**PASSAGE DU TEXTE:**
⟨

Ce second tome poursuit le récit du voyage du Père Huc en Chine, avec des observations approfondies sur la médecine chinoise, les institutions, l’agriculture, la religion, les coutumes et la vie quotidienne. Il décrit les relations avec les mandarins, les voyages par eau et par terre, et le retour progressif vers Péking et Macao.
Le Père Huc continue son exploration des provinces chinoises, relatant les incidents médicaux et sociaux, les interactions avec les mandarins et les habitants, ainsi que les particularités de la vie quotidienne. Les pratiques médicales, y compris l’acupuncture et les pilules rouges, sont décrites avec précision, ainsi que la discipline rigoureuse et l’amour du détail des Chinois dans le traitement des malades.
Le texte aborde les coutumes locales, la condition des femmes, les cérémonies funéraires, le culte des ancêtres, et l’organisation des familles. Huc décrit également les villes, l’architecture chinoise, les pagodes et les monuments religieux, ainsi que les diverses religions et philosophies présentes dans l’empire, dont le bouddhisme, le taoïsme et la doctrine des lettrés.

⟩

**LISTE DES TÂCHES:**
1. Recopiez, dans le passage sur le voyage du Père Huc en Chine, le segment allant de "Le Père Huc" jusqu'à "traitement des malades.".
2. Traduisez en anglais la phrase suivante du passage sur le voyage du Père Huc en Chine : « Les pratiques médicales, y compris l'acupuncture et les pilules rouges, sont décrites avec précision, ainsi que la discipline rigoureuse et l'amour du détail des Chinois dans le traitement des malades. »
3. D'après le passage sur le voyage du Père Huc en Chine, quelles religions et philosophies présentes dans l'empire sont citées ?

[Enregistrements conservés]
⟨

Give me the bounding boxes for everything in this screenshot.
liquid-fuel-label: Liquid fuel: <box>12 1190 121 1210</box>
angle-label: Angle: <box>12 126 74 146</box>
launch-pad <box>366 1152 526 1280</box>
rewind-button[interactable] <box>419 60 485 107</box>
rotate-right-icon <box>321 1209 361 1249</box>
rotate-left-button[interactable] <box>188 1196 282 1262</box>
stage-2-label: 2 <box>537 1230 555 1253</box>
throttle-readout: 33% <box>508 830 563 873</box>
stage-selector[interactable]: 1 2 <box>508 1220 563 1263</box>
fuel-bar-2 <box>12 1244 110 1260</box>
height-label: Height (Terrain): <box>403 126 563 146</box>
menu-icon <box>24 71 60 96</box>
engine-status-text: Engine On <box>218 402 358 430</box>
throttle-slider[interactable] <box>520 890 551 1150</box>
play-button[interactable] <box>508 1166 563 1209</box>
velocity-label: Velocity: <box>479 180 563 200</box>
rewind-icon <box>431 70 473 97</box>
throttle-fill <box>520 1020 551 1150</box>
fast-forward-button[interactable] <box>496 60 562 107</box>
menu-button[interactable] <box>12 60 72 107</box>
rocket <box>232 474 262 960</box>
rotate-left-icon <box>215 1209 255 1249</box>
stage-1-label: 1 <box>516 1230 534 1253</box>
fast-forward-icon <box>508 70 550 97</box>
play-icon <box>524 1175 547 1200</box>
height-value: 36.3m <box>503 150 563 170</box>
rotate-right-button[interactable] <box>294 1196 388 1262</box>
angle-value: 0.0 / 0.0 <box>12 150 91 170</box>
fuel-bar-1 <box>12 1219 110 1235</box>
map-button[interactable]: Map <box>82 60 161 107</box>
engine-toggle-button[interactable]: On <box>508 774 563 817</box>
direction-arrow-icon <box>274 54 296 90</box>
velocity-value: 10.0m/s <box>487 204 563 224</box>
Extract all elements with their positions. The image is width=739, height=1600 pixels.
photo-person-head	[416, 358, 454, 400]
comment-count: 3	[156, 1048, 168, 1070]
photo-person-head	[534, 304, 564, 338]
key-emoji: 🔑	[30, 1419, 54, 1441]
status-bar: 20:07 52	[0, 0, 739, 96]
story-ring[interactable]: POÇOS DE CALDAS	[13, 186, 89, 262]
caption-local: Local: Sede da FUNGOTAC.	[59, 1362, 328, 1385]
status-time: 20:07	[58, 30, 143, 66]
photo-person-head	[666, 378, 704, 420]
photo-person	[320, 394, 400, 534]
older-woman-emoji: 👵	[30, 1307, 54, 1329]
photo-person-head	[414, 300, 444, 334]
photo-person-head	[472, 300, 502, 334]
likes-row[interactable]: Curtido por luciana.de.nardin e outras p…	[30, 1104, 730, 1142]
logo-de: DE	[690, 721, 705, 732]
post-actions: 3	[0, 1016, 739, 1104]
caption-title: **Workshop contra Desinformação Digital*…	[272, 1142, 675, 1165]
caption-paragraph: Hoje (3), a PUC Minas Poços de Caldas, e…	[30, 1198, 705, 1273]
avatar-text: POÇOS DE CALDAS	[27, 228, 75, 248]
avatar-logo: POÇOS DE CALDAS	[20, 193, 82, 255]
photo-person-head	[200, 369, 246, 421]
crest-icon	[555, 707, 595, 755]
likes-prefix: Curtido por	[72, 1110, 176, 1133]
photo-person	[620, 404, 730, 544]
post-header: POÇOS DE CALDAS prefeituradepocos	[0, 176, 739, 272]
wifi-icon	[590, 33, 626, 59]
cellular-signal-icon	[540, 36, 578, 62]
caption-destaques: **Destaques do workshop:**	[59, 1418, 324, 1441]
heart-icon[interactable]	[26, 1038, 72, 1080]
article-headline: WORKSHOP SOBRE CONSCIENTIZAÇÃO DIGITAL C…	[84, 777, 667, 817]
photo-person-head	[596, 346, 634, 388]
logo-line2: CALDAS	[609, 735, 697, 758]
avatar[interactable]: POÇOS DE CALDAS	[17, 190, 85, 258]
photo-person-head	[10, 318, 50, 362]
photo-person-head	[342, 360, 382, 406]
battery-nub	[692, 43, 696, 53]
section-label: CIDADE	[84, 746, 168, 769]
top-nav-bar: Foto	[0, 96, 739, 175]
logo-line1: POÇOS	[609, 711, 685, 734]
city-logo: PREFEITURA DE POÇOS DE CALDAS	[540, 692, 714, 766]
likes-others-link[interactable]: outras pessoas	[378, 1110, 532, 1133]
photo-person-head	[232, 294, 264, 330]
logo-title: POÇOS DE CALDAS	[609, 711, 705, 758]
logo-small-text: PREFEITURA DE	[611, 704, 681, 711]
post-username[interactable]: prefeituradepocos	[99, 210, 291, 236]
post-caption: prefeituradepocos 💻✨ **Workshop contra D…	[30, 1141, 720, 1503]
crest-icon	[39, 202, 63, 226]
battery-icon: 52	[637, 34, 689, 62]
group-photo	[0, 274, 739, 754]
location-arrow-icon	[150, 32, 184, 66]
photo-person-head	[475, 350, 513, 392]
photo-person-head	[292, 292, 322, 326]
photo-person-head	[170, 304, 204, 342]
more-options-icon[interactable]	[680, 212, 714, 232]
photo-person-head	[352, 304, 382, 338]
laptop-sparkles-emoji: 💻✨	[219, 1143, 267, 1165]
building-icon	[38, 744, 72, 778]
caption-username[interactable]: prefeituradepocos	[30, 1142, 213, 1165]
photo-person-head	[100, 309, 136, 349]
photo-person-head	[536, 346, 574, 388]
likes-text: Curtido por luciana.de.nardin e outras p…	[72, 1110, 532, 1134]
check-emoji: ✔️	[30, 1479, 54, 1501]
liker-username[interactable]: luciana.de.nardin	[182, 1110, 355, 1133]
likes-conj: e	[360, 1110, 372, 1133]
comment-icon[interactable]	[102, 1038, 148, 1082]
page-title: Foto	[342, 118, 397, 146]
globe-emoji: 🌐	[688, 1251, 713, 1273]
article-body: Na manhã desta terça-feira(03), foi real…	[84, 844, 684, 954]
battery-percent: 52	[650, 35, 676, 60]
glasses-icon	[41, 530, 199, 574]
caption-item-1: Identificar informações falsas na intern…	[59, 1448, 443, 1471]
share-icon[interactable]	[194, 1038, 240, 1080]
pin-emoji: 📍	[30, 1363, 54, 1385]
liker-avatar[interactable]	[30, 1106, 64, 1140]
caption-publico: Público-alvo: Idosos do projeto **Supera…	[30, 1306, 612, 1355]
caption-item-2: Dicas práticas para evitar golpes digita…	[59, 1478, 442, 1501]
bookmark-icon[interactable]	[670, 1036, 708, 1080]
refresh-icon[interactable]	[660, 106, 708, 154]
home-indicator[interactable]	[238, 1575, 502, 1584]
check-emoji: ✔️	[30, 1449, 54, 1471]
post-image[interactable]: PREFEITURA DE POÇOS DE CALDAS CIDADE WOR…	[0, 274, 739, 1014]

⟩

**LISTE DES SOLUTIONS:**
1.
Le Père Huc continue son exploration des provinces chinoises, relatant les incidents médicaux et sociaux, les interactions avec les mandarins et les habitants, ainsi que les particularités de la vie quotidienne. Les pratiques médicales, y compris l’acupuncture et les pilules rouges, sont décrites avec précision, ainsi que la discipline rigoureuse et l’amour du détail des Chinois dans le traitement des malades.

2. Medical practices, including acupuncture and red pills, are described with precision, as are the rigorous discipline and the love of detail of the Chinese in the treatment of the sick.

3. Il s'agit du bouddhisme, du taoïsme et de la doctrine des lettrés.